> **Dataset entries**:

____

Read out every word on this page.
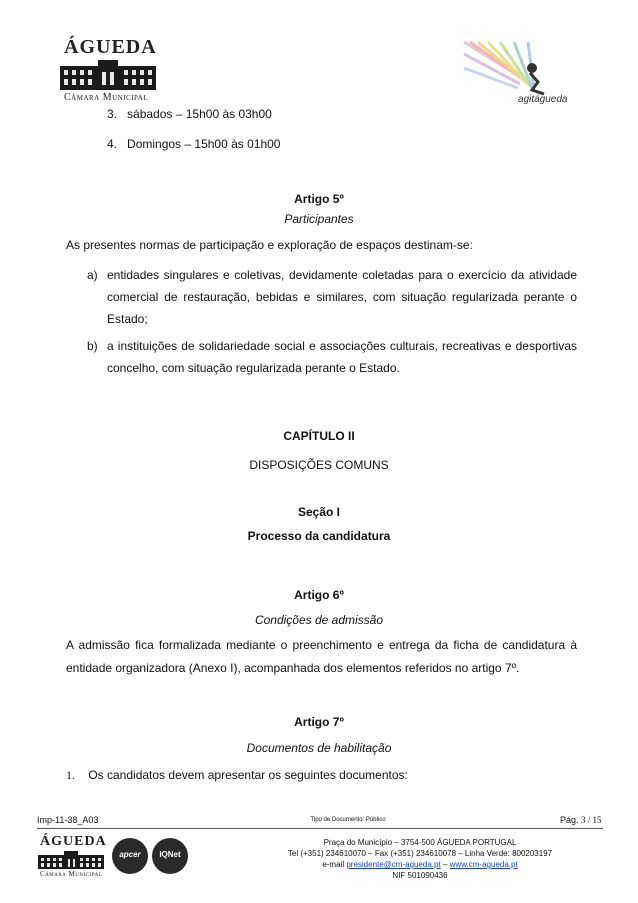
ÁGUEDA
Câmara Municipal	agitágueda
3. sábados – 15h00 às 03h00
4. Domingos – 15h00 às 01h00
Artigo 5º
Participantes
As presentes normas de participação e exploração de espaços destinam-se:
a) entidades singulares e coletivas, devidamente coletadas para o exercício da atividade
comercial de restauração, bebidas e similares, com situação regularizada perante o
Estado;
b) a instituições de solidariedade social e associações culturais, recreativas e desportivas
concelho, com situação regularizada perante o Estado.
CAPÍTULO II
DISPOSIÇÕES COMUNS
Seção I
Processo da candidatura
Artigo 6º
Condições de admissão
A admissão fica formalizada mediante o preenchimento e entrega da ficha de candidatura à
entidade organizadora (Anexo I), acompanhada dos elementos referidos no artigo 7º.
Artigo 7º
Documentos de habilitação
1. Os candidatos devem apresentar os seguintes documentos:
Imp-11-38_A03	Tipo de Documento: Público	Pág. 3 / 15
ÁGUEDA
Câmara Municipal
apcer	IQNet
Praça do Município – 3754-500 ÁGUEDA PORTUGAL
Tel (+351) 234610070 – Fax (+351) 234610078 – Linha Verde: 800203197
e-mail presidente@cm-agueda.pt – www.cm-agueda.pt
NIF 501090436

____

> **Exercise instructions**:
Omit every picture, then repeat the remaining data exactly as it appears above.

> **Written reply**:
Read out every word on this page.
ÁGUEDA
Câmara Municipal	agitágueda
3. sábados – 15h00 às 03h00
4. Domingos – 15h00 às 01h00
Artigo 5º
Participantes
As presentes normas de participação e exploração de espaços destinam-se:
a) entidades singulares e coletivas, devidamente coletadas para o exercício da atividade
comercial de restauração, bebidas e similares, com situação regularizada perante o
Estado;
b) a instituições de solidariedade social e associações culturais, recreativas e desportivas
concelho, com situação regularizada perante o Estado.
CAPÍTULO II
DISPOSIÇÕES COMUNS
Seção I
Processo da candidatura
Artigo 6º
Condições de admissão
A admissão fica formalizada mediante o preenchimento e entrega da ficha de candidatura à
entidade organizadora (Anexo I), acompanhada dos elementos referidos no artigo 7º.
Artigo 7º
Documentos de habilitação
1. Os candidatos devem apresentar os seguintes documentos:
Imp-11-38_A03	Tipo de Documento: Público	Pág. 3 / 15
ÁGUEDA
Câmara Municipal
apcer	IQNet
Praça do Município – 3754-500 ÁGUEDA PORTUGAL
Tel (+351) 234610070 – Fax (+351) 234610078 – Linha Verde: 800203197
e-mail presidente@cm-agueda.pt – www.cm-agueda.pt
NIF 501090436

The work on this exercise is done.